>> BEGIN
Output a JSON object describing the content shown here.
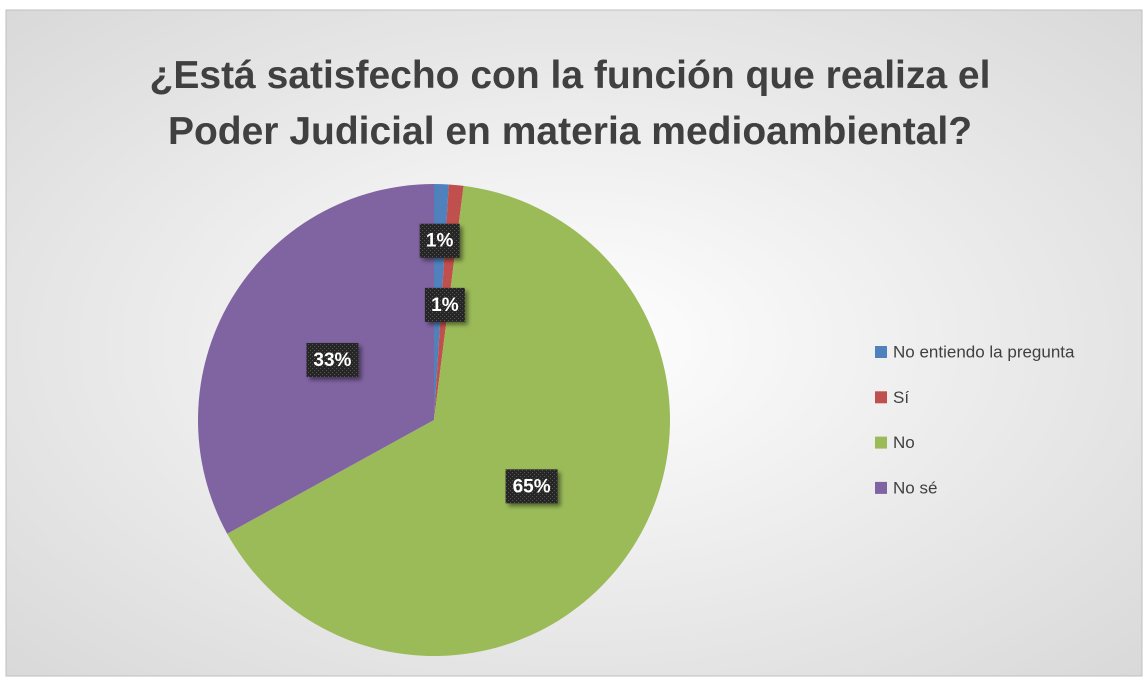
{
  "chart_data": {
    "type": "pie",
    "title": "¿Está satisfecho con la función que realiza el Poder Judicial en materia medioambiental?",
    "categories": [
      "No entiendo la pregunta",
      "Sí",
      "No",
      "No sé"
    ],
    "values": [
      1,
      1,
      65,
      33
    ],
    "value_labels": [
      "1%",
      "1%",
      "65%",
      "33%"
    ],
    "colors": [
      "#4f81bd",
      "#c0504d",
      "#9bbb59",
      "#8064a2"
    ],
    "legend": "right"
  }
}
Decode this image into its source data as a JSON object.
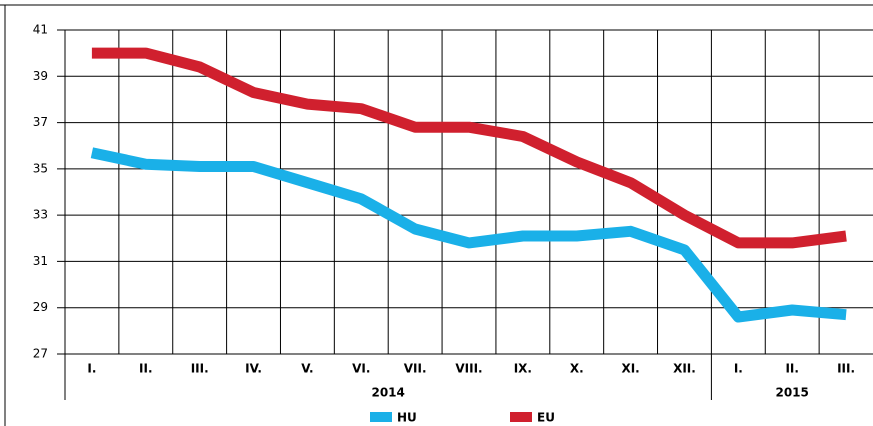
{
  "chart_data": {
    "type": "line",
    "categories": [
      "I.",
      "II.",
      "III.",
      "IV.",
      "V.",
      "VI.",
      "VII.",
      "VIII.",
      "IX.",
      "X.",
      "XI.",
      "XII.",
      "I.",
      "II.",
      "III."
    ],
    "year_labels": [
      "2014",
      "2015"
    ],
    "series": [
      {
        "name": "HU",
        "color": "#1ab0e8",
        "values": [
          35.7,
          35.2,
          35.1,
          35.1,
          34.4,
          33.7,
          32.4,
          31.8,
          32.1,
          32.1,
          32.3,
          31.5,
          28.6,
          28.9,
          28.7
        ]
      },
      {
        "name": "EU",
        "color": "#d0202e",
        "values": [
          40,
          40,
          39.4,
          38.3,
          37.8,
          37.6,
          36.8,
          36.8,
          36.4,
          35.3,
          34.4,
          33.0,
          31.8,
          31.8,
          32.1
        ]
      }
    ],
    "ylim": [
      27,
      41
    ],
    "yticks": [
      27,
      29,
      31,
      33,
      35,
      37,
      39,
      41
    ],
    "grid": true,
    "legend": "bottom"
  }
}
>> END
>> BEGIN
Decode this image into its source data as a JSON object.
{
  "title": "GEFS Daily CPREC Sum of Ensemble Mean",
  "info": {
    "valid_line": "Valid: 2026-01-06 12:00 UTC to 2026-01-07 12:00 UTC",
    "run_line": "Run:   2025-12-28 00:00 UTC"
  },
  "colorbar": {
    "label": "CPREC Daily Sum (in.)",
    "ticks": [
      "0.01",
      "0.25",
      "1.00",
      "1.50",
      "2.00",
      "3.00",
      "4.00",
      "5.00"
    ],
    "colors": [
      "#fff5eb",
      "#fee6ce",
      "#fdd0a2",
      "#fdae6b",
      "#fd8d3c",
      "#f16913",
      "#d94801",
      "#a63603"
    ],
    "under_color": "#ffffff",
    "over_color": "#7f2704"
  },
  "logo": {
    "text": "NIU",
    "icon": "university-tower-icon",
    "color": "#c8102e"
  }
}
>> END
== PROBLEM DETAILS ==
Look above for every line with the word "CPREC" and copy it.

== ANSWER IN FULL ==
  "title": "GEFS Daily CPREC Sum of Ensemble Mean",
    "label": "CPREC Daily Sum (in.)",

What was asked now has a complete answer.